» Entries from a dataset:

-- -- --

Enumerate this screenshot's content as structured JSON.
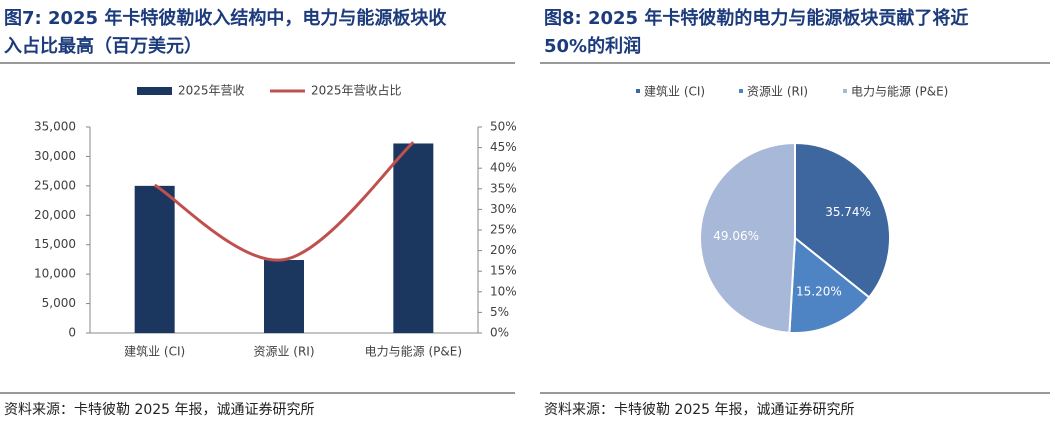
{
  "chart_data": [
    {
      "type": "bar",
      "title_lines": [
        "图7:  2025 年卡特彼勒收入结构中，电力与能源板块收",
        "入占比最高（百万美元）"
      ],
      "categories": [
        "建筑业 (CI)",
        "资源业 (RI)",
        "电力与能源 (P&E)"
      ],
      "series": [
        {
          "name": "2025年营收",
          "type": "bar",
          "color": "#1b365f",
          "values": [
            25000,
            12400,
            32200
          ]
        },
        {
          "name": "2025年营收占比",
          "type": "line",
          "axis": "y2",
          "color": "#c0504d",
          "values": [
            35.9,
            17.8,
            46.3
          ]
        }
      ],
      "ylim": [
        0,
        35000
      ],
      "yticks": [
        0,
        {
          "value": 5000,
          "label": "5,000"
        },
        {
          "value": 10000,
          "label": "10,000"
        },
        {
          "value": 15000,
          "label": "15,000"
        },
        {
          "value": 20000,
          "label": "20,000"
        },
        {
          "value": 25000,
          "label": "25,000"
        },
        {
          "value": 30000,
          "label": "30,000"
        },
        {
          "value": 35000,
          "label": "35,000"
        }
      ],
      "y2lim": [
        0,
        50
      ],
      "y2ticks": [
        {
          "value": 0,
          "label": "0%"
        },
        {
          "value": 5,
          "label": "5%"
        },
        {
          "value": 10,
          "label": "10%"
        },
        {
          "value": 15,
          "label": "15%"
        },
        {
          "value": 20,
          "label": "20%"
        },
        {
          "value": 25,
          "label": "25%"
        },
        {
          "value": 30,
          "label": "30%"
        },
        {
          "value": 35,
          "label": "35%"
        },
        {
          "value": 40,
          "label": "40%"
        },
        {
          "value": 45,
          "label": "45%"
        },
        {
          "value": 50,
          "label": "50%"
        }
      ],
      "legend": "top",
      "source": "资料来源：卡特彼勒 2025 年报，诚通证券研究所"
    },
    {
      "type": "pie",
      "title_lines": [
        "图8:  2025 年卡特彼勒的电力与能源板块贡献了将近",
        "50%的利润"
      ],
      "categories": [
        "建筑业 (CI)",
        "资源业 (RI)",
        "电力与能源 (P&E)"
      ],
      "values": [
        35.74,
        15.2,
        49.06
      ],
      "value_labels": [
        "35.74%",
        "15.20%",
        "49.06%"
      ],
      "colors": [
        "#3f679f",
        "#4f84c4",
        "#a8b8d8"
      ],
      "legend": "top",
      "source": "资料来源：卡特彼勒 2025 年报，诚通证券研究所"
    }
  ]
}
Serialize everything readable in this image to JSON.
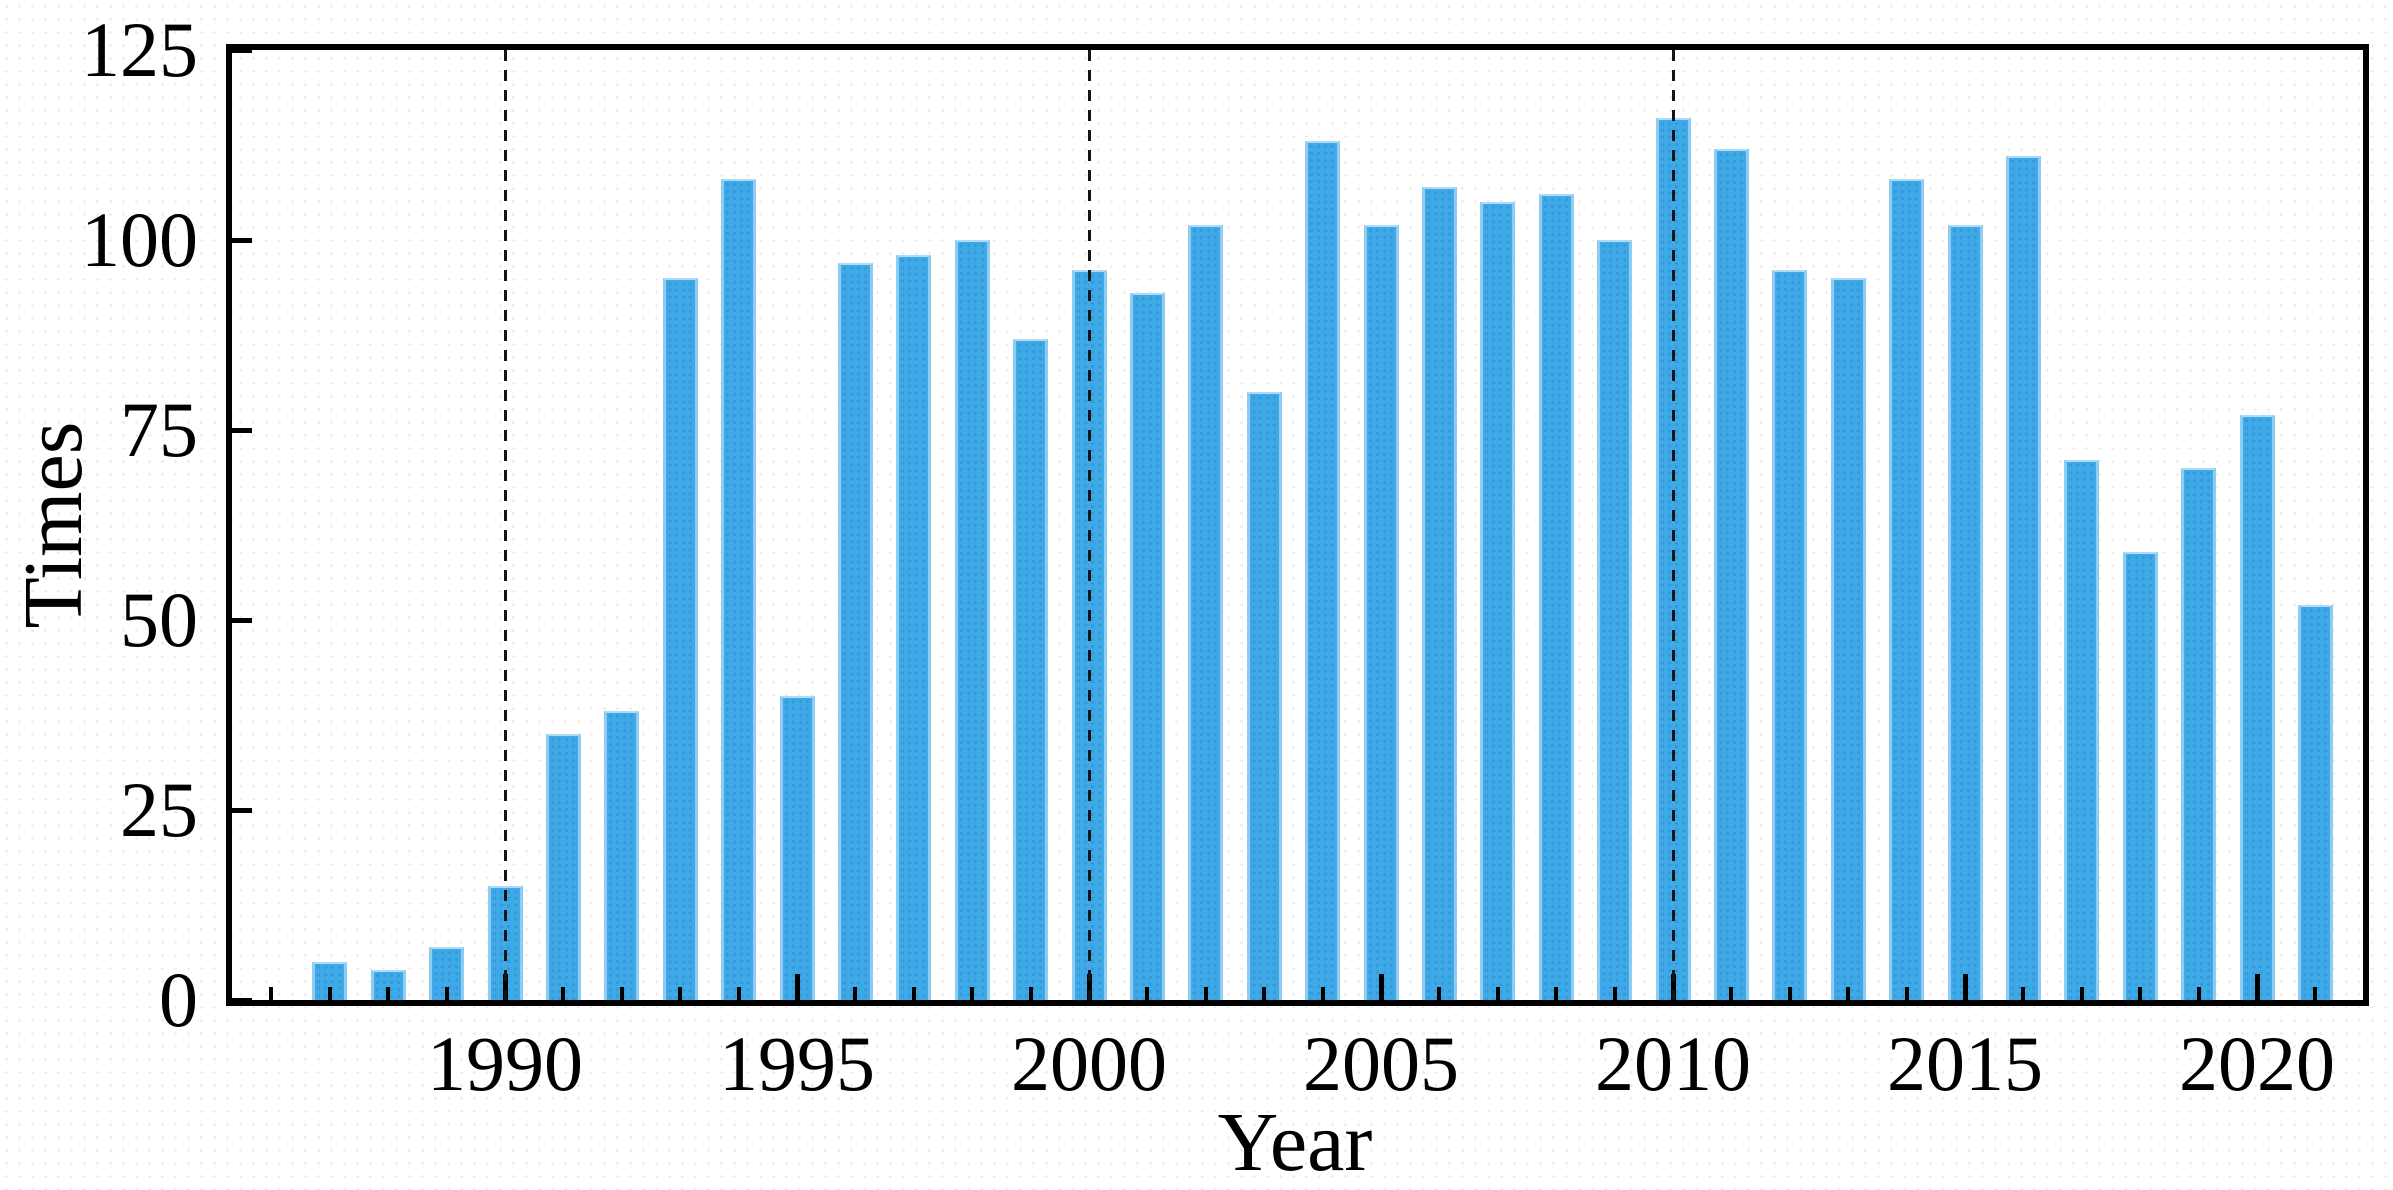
{
  "chart_data": {
    "type": "bar",
    "title": "",
    "xlabel": "Year",
    "ylabel": "Times",
    "x": [
      1987,
      1988,
      1989,
      1990,
      1991,
      1992,
      1993,
      1994,
      1995,
      1996,
      1997,
      1998,
      1999,
      2000,
      2001,
      2002,
      2003,
      2004,
      2005,
      2006,
      2007,
      2008,
      2009,
      2010,
      2011,
      2012,
      2013,
      2014,
      2015,
      2016,
      2017,
      2018,
      2019,
      2020,
      2021
    ],
    "values": [
      5,
      4,
      7,
      15,
      35,
      38,
      95,
      108,
      40,
      97,
      98,
      100,
      87,
      96,
      93,
      102,
      80,
      113,
      102,
      107,
      105,
      106,
      100,
      116,
      112,
      96,
      95,
      108,
      102,
      111,
      71,
      59,
      70,
      77,
      52
    ],
    "ylim": [
      0,
      125
    ],
    "yticks": [
      0,
      25,
      50,
      75,
      100,
      125
    ],
    "xticks": [
      1990,
      1995,
      2000,
      2005,
      2010,
      2015,
      2020
    ],
    "minor_ticks": {
      "from": 1986,
      "to": 2021
    },
    "reference_lines": [
      1990,
      2000,
      2010
    ],
    "grid": false,
    "legend": null,
    "colors": {
      "bar": "#3FA8E6",
      "bar_edge": "#8FCCF1",
      "frame": "#000000",
      "reference_line": "#141414",
      "text": "#000000"
    }
  }
}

-- -- --

» TASK:
Print all of the entries word for word. Skip any images they contain.

» SOLUTION FOR THIS TASK:
Enumerate this screenshot's content as structured JSON.
{
  "chart_data": [
    {
      "type": "bar",
      "title_lines": [
        "图7:  2025 年卡特彼勒收入结构中，电力与能源板块收",
        "入占比最高（百万美元）"
      ],
      "categories": [
        "建筑业 (CI)",
        "资源业 (RI)",
        "电力与能源 (P&E)"
      ],
      "series": [
        {
          "name": "2025年营收",
          "type": "bar",
          "color": "#1b365f",
          "values": [
            25000,
            12400,
            32200
          ]
        },
        {
          "name": "2025年营收占比",
          "type": "line",
          "axis": "y2",
          "color": "#c0504d",
          "values": [
            35.9,
            17.8,
            46.3
          ]
        }
      ],
      "ylim": [
        0,
        35000
      ],
      "yticks": [
        0,
        {
          "value": 5000,
          "label": "5,000"
        },
        {
          "value": 10000,
          "label": "10,000"
        },
        {
          "value": 15000,
          "label": "15,000"
        },
        {
          "value": 20000,
          "label": "20,000"
        },
        {
          "value": 25000,
          "label": "25,000"
        },
        {
          "value": 30000,
          "label": "30,000"
        },
        {
          "value": 35000,
          "label": "35,000"
        }
      ],
      "y2lim": [
        0,
        50
      ],
      "y2ticks": [
        {
          "value": 0,
          "label": "0%"
        },
        {
          "value": 5,
          "label": "5%"
        },
        {
          "value": 10,
          "label": "10%"
        },
        {
          "value": 15,
          "label": "15%"
        },
        {
          "value": 20,
          "label": "20%"
        },
        {
          "value": 25,
          "label": "25%"
        },
        {
          "value": 30,
          "label": "30%"
        },
        {
          "value": 35,
          "label": "35%"
        },
        {
          "value": 40,
          "label": "40%"
        },
        {
          "value": 45,
          "label": "45%"
        },
        {
          "value": 50,
          "label": "50%"
        }
      ],
      "legend": "top",
      "source": "资料来源：卡特彼勒 2025 年报，诚通证券研究所"
    },
    {
      "type": "pie",
      "title_lines": [
        "图8:  2025 年卡特彼勒的电力与能源板块贡献了将近",
        "50%的利润"
      ],
      "categories": [
        "建筑业 (CI)",
        "资源业 (RI)",
        "电力与能源 (P&E)"
      ],
      "values": [
        35.74,
        15.2,
        49.06
      ],
      "value_labels": [
        "35.74%",
        "15.20%",
        "49.06%"
      ],
      "colors": [
        "#3f679f",
        "#4f84c4",
        "#a8b8d8"
      ],
      "legend": "top",
      "source": "资料来源：卡特彼勒 2025 年报，诚通证券研究所"
    }
  ]
}
Serialize everything readable in this image to JSON.
{
  "chart_data": {
    "type": "bar",
    "title": "",
    "xlabel": "Year",
    "ylabel": "Times",
    "x": [
      1987,
      1988,
      1989,
      1990,
      1991,
      1992,
      1993,
      1994,
      1995,
      1996,
      1997,
      1998,
      1999,
      2000,
      2001,
      2002,
      2003,
      2004,
      2005,
      2006,
      2007,
      2008,
      2009,
      2010,
      2011,
      2012,
      2013,
      2014,
      2015,
      2016,
      2017,
      2018,
      2019,
      2020,
      2021
    ],
    "values": [
      5,
      4,
      7,
      15,
      35,
      38,
      95,
      108,
      40,
      97,
      98,
      100,
      87,
      96,
      93,
      102,
      80,
      113,
      102,
      107,
      105,
      106,
      100,
      116,
      112,
      96,
      95,
      108,
      102,
      111,
      71,
      59,
      70,
      77,
      52
    ],
    "ylim": [
      0,
      125
    ],
    "yticks": [
      0,
      25,
      50,
      75,
      100,
      125
    ],
    "xticks": [
      1990,
      1995,
      2000,
      2005,
      2010,
      2015,
      2020
    ],
    "minor_ticks": {
      "from": 1986,
      "to": 2021
    },
    "reference_lines": [
      1990,
      2000,
      2010
    ],
    "grid": false,
    "legend": null,
    "colors": {
      "bar": "#3FA8E6",
      "bar_edge": "#8FCCF1",
      "frame": "#000000",
      "reference_line": "#141414",
      "text": "#000000"
    }
  }
}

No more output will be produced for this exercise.